» **Data rows**:

■ ■ ■ ■ ■

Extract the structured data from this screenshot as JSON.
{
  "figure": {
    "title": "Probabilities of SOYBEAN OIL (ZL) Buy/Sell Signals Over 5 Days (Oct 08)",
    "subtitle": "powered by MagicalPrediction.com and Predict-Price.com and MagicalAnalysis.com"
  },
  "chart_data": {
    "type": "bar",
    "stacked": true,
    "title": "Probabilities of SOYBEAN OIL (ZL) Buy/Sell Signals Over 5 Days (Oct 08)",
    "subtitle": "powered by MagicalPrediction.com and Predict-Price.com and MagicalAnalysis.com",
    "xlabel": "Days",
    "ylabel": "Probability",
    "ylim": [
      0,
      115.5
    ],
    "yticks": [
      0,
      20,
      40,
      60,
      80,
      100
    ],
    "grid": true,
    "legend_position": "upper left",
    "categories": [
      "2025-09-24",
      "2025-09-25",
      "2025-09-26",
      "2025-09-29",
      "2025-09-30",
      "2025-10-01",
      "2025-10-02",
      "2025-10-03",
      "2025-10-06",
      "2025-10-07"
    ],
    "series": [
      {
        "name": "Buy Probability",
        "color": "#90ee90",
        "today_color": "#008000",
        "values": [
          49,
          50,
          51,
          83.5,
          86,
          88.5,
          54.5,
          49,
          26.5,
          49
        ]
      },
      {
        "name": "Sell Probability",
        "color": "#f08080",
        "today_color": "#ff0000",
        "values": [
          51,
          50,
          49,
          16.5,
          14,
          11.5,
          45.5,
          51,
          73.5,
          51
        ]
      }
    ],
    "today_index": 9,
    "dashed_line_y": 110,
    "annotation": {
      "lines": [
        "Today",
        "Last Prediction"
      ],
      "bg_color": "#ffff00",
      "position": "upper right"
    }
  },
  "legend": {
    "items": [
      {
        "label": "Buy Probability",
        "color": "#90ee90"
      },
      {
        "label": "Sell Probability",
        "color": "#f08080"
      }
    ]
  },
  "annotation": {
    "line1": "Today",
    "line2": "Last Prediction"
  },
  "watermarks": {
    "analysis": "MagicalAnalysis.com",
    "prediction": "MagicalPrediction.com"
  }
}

■ ■ ■ ■ ■

» **Requirements**: Transcribe the entire listing above precisely.

» **Result**:
Extract the structured data from this screenshot as JSON.
{
  "figure": {
    "title": "Probabilities of SOYBEAN OIL (ZL) Buy/Sell Signals Over 5 Days (Oct 08)",
    "subtitle": "powered by MagicalPrediction.com and Predict-Price.com and MagicalAnalysis.com"
  },
  "chart_data": {
    "type": "bar",
    "stacked": true,
    "title": "Probabilities of SOYBEAN OIL (ZL) Buy/Sell Signals Over 5 Days (Oct 08)",
    "subtitle": "powered by MagicalPrediction.com and Predict-Price.com and MagicalAnalysis.com",
    "xlabel": "Days",
    "ylabel": "Probability",
    "ylim": [
      0,
      115.5
    ],
    "yticks": [
      0,
      20,
      40,
      60,
      80,
      100
    ],
    "grid": true,
    "legend_position": "upper left",
    "categories": [
      "2025-09-24",
      "2025-09-25",
      "2025-09-26",
      "2025-09-29",
      "2025-09-30",
      "2025-10-01",
      "2025-10-02",
      "2025-10-03",
      "2025-10-06",
      "2025-10-07"
    ],
    "series": [
      {
        "name": "Buy Probability",
        "color": "#90ee90",
        "today_color": "#008000",
        "values": [
          49,
          50,
          51,
          83.5,
          86,
          88.5,
          54.5,
          49,
          26.5,
          49
        ]
      },
      {
        "name": "Sell Probability",
        "color": "#f08080",
        "today_color": "#ff0000",
        "values": [
          51,
          50,
          49,
          16.5,
          14,
          11.5,
          45.5,
          51,
          73.5,
          51
        ]
      }
    ],
    "today_index": 9,
    "dashed_line_y": 110,
    "annotation": {
      "lines": [
        "Today",
        "Last Prediction"
      ],
      "bg_color": "#ffff00",
      "position": "upper right"
    }
  },
  "legend": {
    "items": [
      {
        "label": "Buy Probability",
        "color": "#90ee90"
      },
      {
        "label": "Sell Probability",
        "color": "#f08080"
      }
    ]
  },
  "annotation": {
    "line1": "Today",
    "line2": "Last Prediction"
  },
  "watermarks": {
    "analysis": "MagicalAnalysis.com",
    "prediction": "MagicalPrediction.com"
  }
}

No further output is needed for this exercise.